◆ AIM
Show every line below where "content" can be found.

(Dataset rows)

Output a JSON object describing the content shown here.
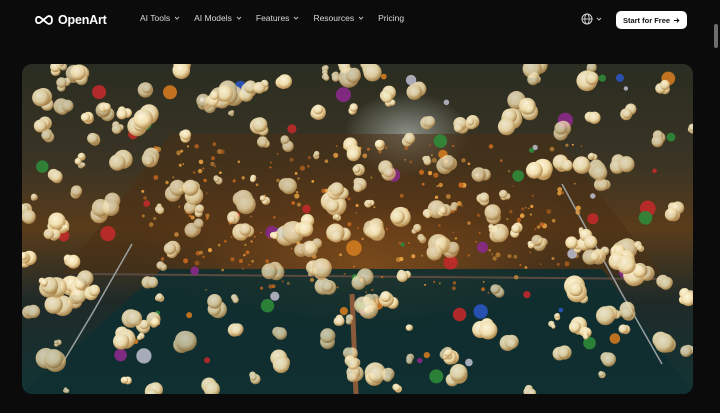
{
  "brand": {
    "name": "OpenArt"
  },
  "nav": {
    "items": [
      {
        "label": "AI Tools",
        "has_dropdown": true
      },
      {
        "label": "AI Models",
        "has_dropdown": true
      },
      {
        "label": "Features",
        "has_dropdown": true
      },
      {
        "label": "Resources",
        "has_dropdown": true
      },
      {
        "label": "Pricing",
        "has_dropdown": false
      }
    ]
  },
  "language": {
    "icon": "globe-icon"
  },
  "cta": {
    "label": "Start for Free",
    "icon": "arrow-right-icon"
  },
  "hero": {
    "media": "popcorn-and-balls-explosion-video"
  },
  "colors": {
    "background": "#0b0b0c",
    "cta_bg": "#ffffff",
    "nav_text": "#d9d9d9"
  }
}
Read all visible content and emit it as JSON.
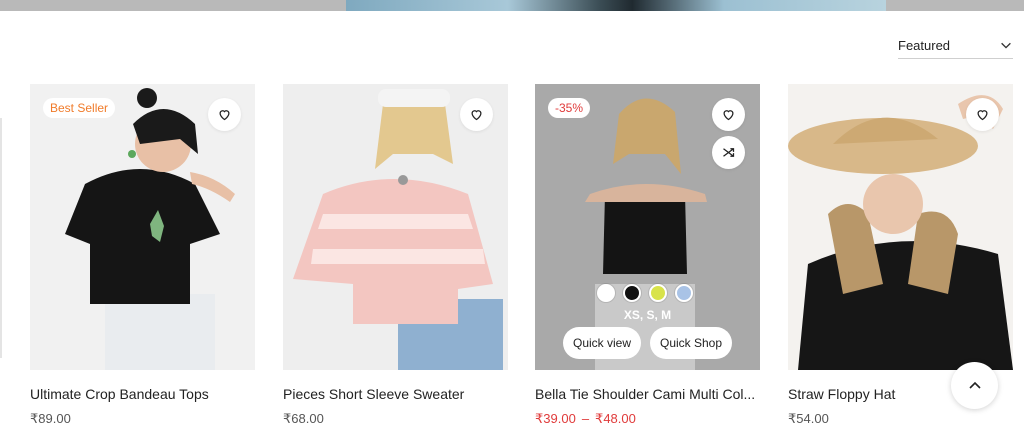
{
  "sort": {
    "selected": "Featured"
  },
  "products": [
    {
      "title": "Ultimate Crop Bandeau Tops",
      "price": "₹89.00",
      "badge": "Best Seller"
    },
    {
      "title": "Pieces Short Sleeve Sweater",
      "price": "₹68.00"
    },
    {
      "title": "Bella Tie Shoulder Cami Multi Col...",
      "price_from": "₹39.00",
      "price_sep": "–",
      "price_to": "₹48.00",
      "badge": "-35%",
      "sizes": "XS, S, M",
      "quick_view_label": "Quick view",
      "quick_shop_label": "Quick Shop",
      "swatch_colors": [
        "#ffffff",
        "#111111",
        "#d8e34a",
        "#a9c3e6"
      ]
    },
    {
      "title": "Straw Floppy Hat",
      "price": "₹54.00"
    }
  ],
  "icons": {
    "wishlist": "heart-icon",
    "compare": "shuffle-icon",
    "sort": "chevron-down-icon",
    "back_to_top": "chevron-up-icon"
  },
  "colors": {
    "sale": "#e03b3b",
    "best_seller": "#f07b2a"
  }
}
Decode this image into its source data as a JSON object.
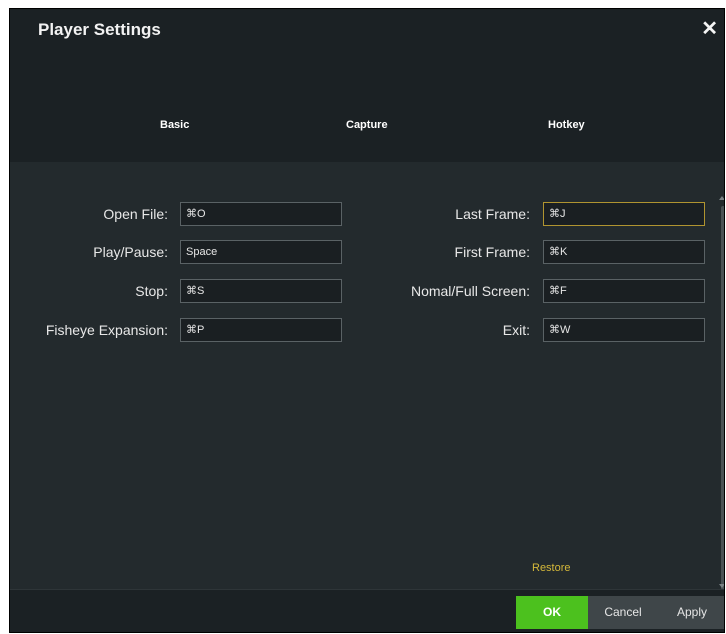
{
  "dialog": {
    "title": "Player Settings",
    "close_icon": "close-icon"
  },
  "tabs": [
    {
      "label": "Basic"
    },
    {
      "label": "Capture"
    },
    {
      "label": "Hotkey"
    }
  ],
  "hotkeys": {
    "left": [
      {
        "label": "Open File:",
        "value": "⌘O"
      },
      {
        "label": "Play/Pause:",
        "value": "Space"
      },
      {
        "label": "Stop:",
        "value": "⌘S"
      },
      {
        "label": "Fisheye Expansion:",
        "value": "⌘P"
      }
    ],
    "right": [
      {
        "label": "Last Frame:",
        "value": "⌘J"
      },
      {
        "label": "First Frame:",
        "value": "⌘K"
      },
      {
        "label": "Nomal/Full Screen:",
        "value": "⌘F"
      },
      {
        "label": "Exit:",
        "value": "⌘W"
      }
    ]
  },
  "restore_label": "Restore",
  "footer": {
    "ok_label": "OK",
    "cancel_label": "Cancel",
    "apply_label": "Apply"
  },
  "colors": {
    "background": "#1b2124",
    "panel": "#232a2d",
    "accent_green": "#4cc11e",
    "restore_yellow": "#d4b83a",
    "focus_border": "#b09430"
  }
}
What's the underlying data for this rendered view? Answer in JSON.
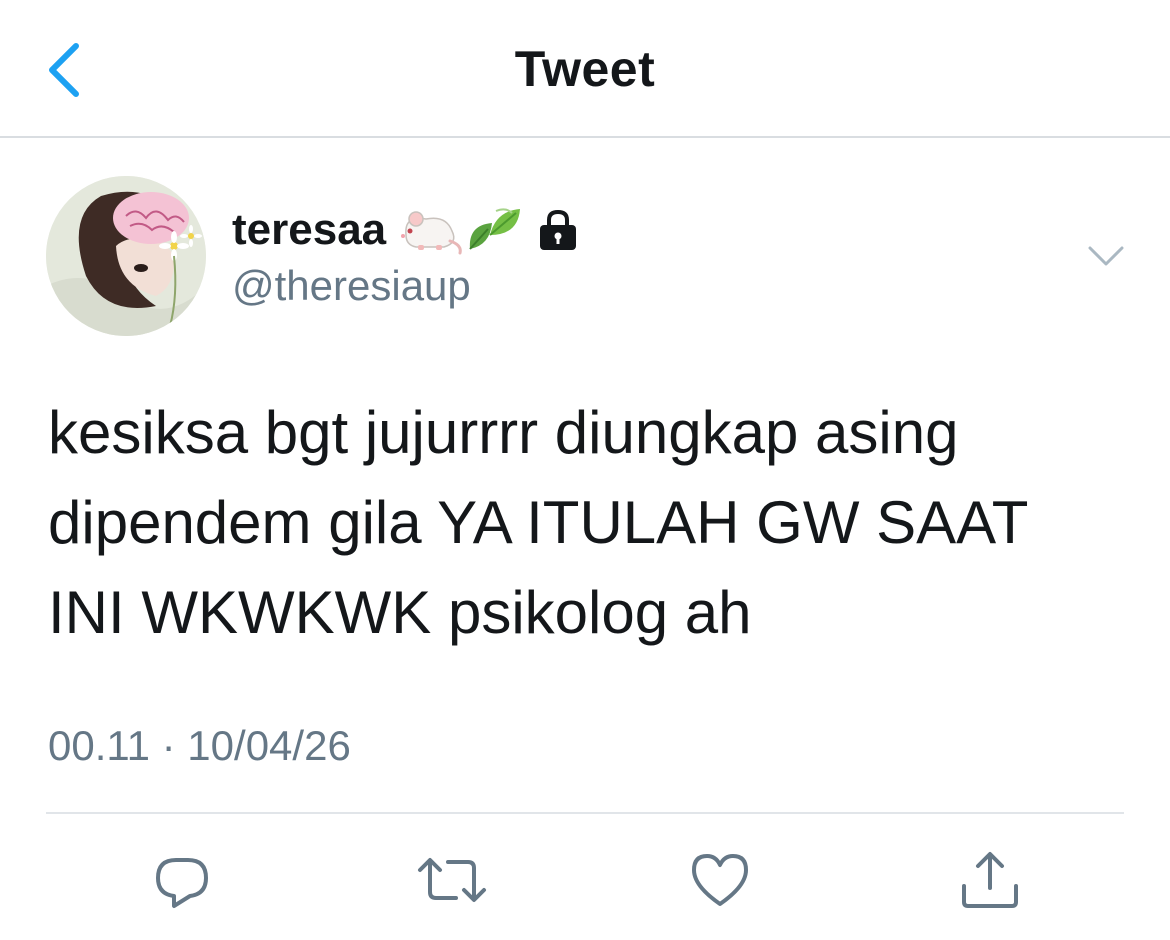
{
  "header": {
    "title": "Tweet",
    "back_icon": "chevron-left-icon",
    "accent_color": "#1da1f2"
  },
  "tweet": {
    "author": {
      "display_name": "teresaa",
      "name_emojis": [
        "rat-emoji",
        "leaf-emoji",
        "lock-icon"
      ],
      "handle": "@theresiaup",
      "protected": true
    },
    "text": "kesiksa bgt jujurrrr diungkap asing\ndipendem gila YA ITULAH GW SAAT\nINI WKWKWK psikolog ah",
    "timestamp": "00.11 · 10/04/26",
    "more_icon": "chevron-down-icon"
  },
  "actions": [
    {
      "name": "reply",
      "icon": "reply-icon"
    },
    {
      "name": "retweet",
      "icon": "retweet-icon"
    },
    {
      "name": "like",
      "icon": "heart-icon"
    },
    {
      "name": "share",
      "icon": "share-icon"
    }
  ],
  "colors": {
    "text": "#14171a",
    "secondary": "#657786",
    "divider": "#e1e5e9"
  }
}
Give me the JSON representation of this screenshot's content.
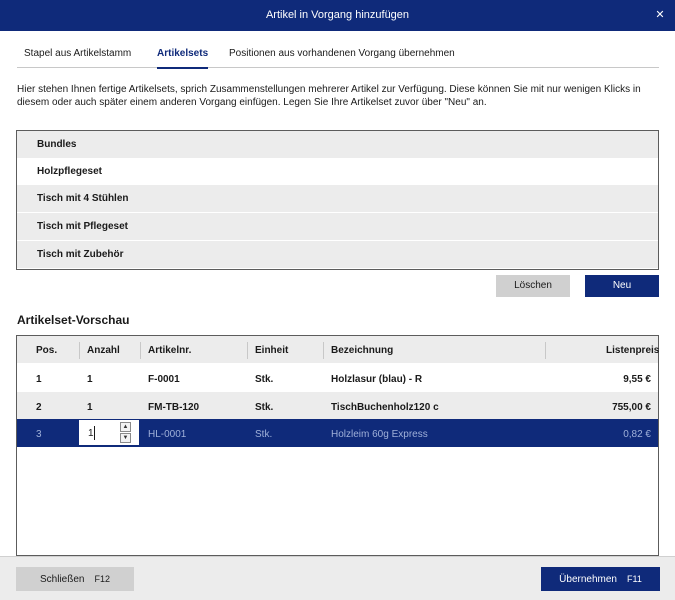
{
  "window": {
    "title": "Artikel in Vorgang hinzufügen",
    "close_glyph": "✕"
  },
  "tabs": [
    {
      "label": "Stapel aus Artikelstamm"
    },
    {
      "label": "Artikelsets"
    },
    {
      "label": "Positionen aus vorhandenen Vorgang übernehmen"
    }
  ],
  "active_tab": "Artikelsets",
  "description": "Hier stehen Ihnen fertige Artikelsets, sprich Zusammenstellungen mehrerer Artikel zur Verfügung. Diese können Sie mit nur wenigen Klicks in diesem oder auch später einem anderen Vorgang einfügen. Legen Sie Ihre Artikelset zuvor über \"Neu\" an.",
  "article_sets": [
    "Bundles",
    "Holzpflegeset",
    "Tisch mit 4 Stühlen",
    "Tisch mit Pflegeset",
    "Tisch mit Zubehör"
  ],
  "buttons": {
    "delete": "Löschen",
    "new": "Neu"
  },
  "preview": {
    "title": "Artikelset-Vorschau",
    "columns": [
      "Pos.",
      "Anzahl",
      "Artikelnr.",
      "Einheit",
      "Bezeichnung",
      "Listenpreis"
    ],
    "rows": [
      {
        "pos": "1",
        "qty": "1",
        "artnr": "F-0001",
        "unit": "Stk.",
        "name": "Holzlasur (blau) - R",
        "price": "9,55 €"
      },
      {
        "pos": "2",
        "qty": "1",
        "artnr": "FM-TB-120",
        "unit": "Stk.",
        "name": "TischBuchenholz120 c",
        "price": "755,00 €"
      },
      {
        "pos": "3",
        "qty": "1",
        "artnr": "HL-0001",
        "unit": "Stk.",
        "name": "Holzleim 60g Express",
        "price": "0,82 €"
      }
    ],
    "selected_row": 3
  },
  "footer": {
    "close_label": "Schließen",
    "close_key": "F12",
    "apply_label": "Übernehmen",
    "apply_key": "F11"
  },
  "colors": {
    "accent": "#0f2a7a",
    "row_alt": "#ececec",
    "button_grey": "#d0d0d0"
  },
  "icons": {
    "close": "close-icon",
    "spin_up": "spin-up-icon",
    "spin_down": "spin-down-icon"
  }
}
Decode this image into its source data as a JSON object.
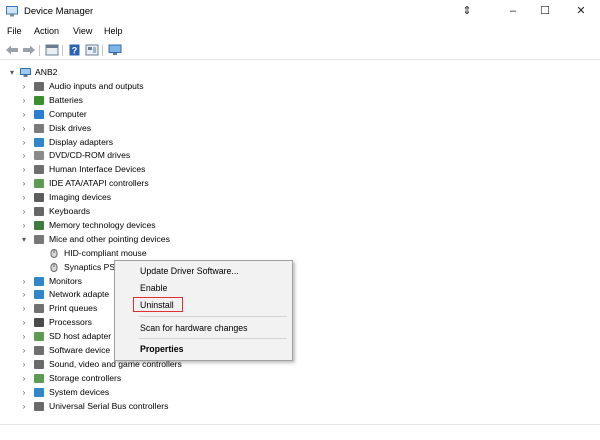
{
  "window": {
    "title": "Device Manager",
    "controls": {
      "restore": "⇕",
      "minimize": "–",
      "maximize": "☐",
      "close": "✕"
    }
  },
  "menu": [
    "File",
    "Action",
    "View",
    "Help"
  ],
  "toolbar": [
    "back-arrow-icon",
    "forward-arrow-icon",
    "properties-icon",
    "help-icon",
    "view-icon",
    "monitor-icon"
  ],
  "tree": {
    "root": "ANB2",
    "items": [
      {
        "label": "Audio inputs and outputs",
        "icon": "speaker-icon",
        "color": "#6a6a6a"
      },
      {
        "label": "Batteries",
        "icon": "battery-icon",
        "color": "#3b8f2e"
      },
      {
        "label": "Computer",
        "icon": "computer-icon",
        "color": "#2c7fd0"
      },
      {
        "label": "Disk drives",
        "icon": "disk-icon",
        "color": "#7a7a7a"
      },
      {
        "label": "Display adapters",
        "icon": "display-icon",
        "color": "#2f86c8"
      },
      {
        "label": "DVD/CD-ROM drives",
        "icon": "dvd-icon",
        "color": "#8a8a8a"
      },
      {
        "label": "Human Interface Devices",
        "icon": "hid-icon",
        "color": "#6f6f6f"
      },
      {
        "label": "IDE ATA/ATAPI controllers",
        "icon": "ide-icon",
        "color": "#5b9b52"
      },
      {
        "label": "Imaging devices",
        "icon": "camera-icon",
        "color": "#5c5c5c"
      },
      {
        "label": "Keyboards",
        "icon": "keyboard-icon",
        "color": "#666666"
      },
      {
        "label": "Memory technology devices",
        "icon": "memory-icon",
        "color": "#3d7a3d"
      },
      {
        "label": "Mice and other pointing devices",
        "icon": "mouse-icon",
        "color": "#777777",
        "expanded": true,
        "children": [
          {
            "label": "HID-compliant mouse",
            "icon": "mouse-icon",
            "color": "#777777"
          },
          {
            "label": "Synaptics PS",
            "icon": "mouse-icon",
            "color": "#777777"
          }
        ]
      },
      {
        "label": "Monitors",
        "icon": "monitor-icon",
        "color": "#2f86c8"
      },
      {
        "label": "Network adapte",
        "icon": "network-icon",
        "color": "#2f86c8"
      },
      {
        "label": "Print queues",
        "icon": "printer-icon",
        "color": "#707070"
      },
      {
        "label": "Processors",
        "icon": "processor-icon",
        "color": "#4a4a4a"
      },
      {
        "label": "SD host adapter",
        "icon": "sd-icon",
        "color": "#5b9b52"
      },
      {
        "label": "Software device",
        "icon": "software-icon",
        "color": "#6f6f6f"
      },
      {
        "label": "Sound, video and game controllers",
        "icon": "sound-icon",
        "color": "#6a6a6a"
      },
      {
        "label": "Storage controllers",
        "icon": "storage-icon",
        "color": "#5b9b52"
      },
      {
        "label": "System devices",
        "icon": "system-icon",
        "color": "#2f86c8"
      },
      {
        "label": "Universal Serial Bus controllers",
        "icon": "usb-icon",
        "color": "#6a6a6a"
      }
    ]
  },
  "context_menu": {
    "items": [
      "Update Driver Software...",
      "Enable",
      "Uninstall",
      "Scan for hardware changes",
      "Properties"
    ]
  }
}
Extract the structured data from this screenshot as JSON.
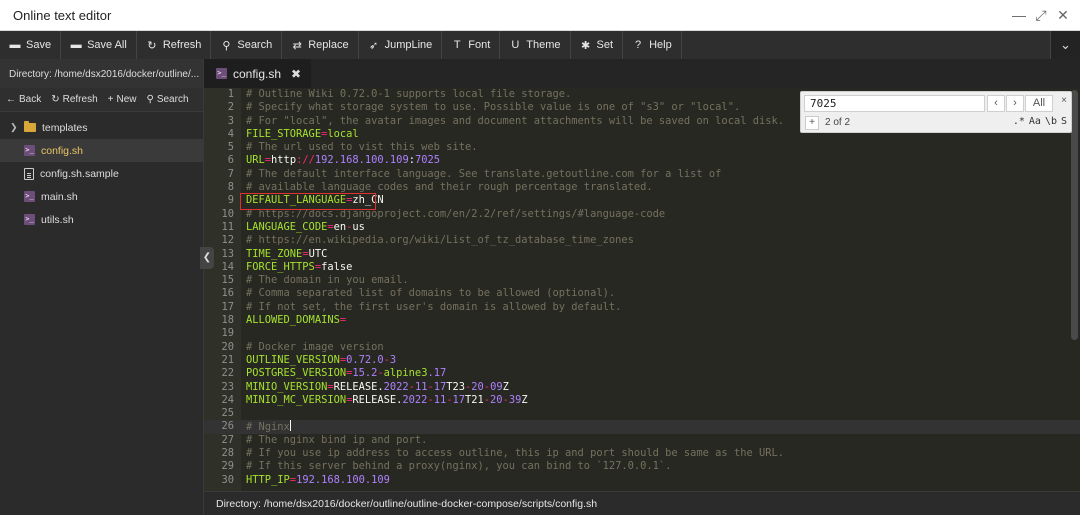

◆ TASK ANSWER
Output a JSON object describing the content shown here.
Read all visible content and emit it as JSON.
Give me the JSON representation of this screenshot's content.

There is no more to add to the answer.